▸ **TASK INPUT**
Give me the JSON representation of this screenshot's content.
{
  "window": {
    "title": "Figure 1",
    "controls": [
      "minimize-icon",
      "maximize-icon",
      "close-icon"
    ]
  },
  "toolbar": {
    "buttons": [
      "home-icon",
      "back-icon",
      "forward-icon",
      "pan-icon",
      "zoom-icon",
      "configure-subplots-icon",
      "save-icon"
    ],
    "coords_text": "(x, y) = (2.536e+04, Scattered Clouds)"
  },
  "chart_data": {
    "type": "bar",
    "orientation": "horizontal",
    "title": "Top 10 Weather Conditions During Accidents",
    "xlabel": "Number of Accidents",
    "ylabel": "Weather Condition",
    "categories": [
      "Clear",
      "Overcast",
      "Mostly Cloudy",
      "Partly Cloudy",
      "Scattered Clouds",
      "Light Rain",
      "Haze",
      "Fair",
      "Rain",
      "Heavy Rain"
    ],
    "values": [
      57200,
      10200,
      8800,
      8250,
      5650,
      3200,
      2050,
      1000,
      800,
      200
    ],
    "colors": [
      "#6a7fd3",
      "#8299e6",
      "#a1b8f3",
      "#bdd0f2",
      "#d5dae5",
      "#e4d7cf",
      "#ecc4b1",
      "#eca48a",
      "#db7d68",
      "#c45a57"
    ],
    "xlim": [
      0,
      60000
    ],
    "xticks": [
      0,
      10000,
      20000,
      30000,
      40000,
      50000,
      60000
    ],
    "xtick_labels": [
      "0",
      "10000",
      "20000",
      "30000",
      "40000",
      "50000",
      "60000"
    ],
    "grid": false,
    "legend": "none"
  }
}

▸ **WHAT NEEDS TO BE DONE**
The word "Scattered" may turn up on some lines of these records; say how many, with no other words.

▸ **ANSWER FOR THE TASK**
2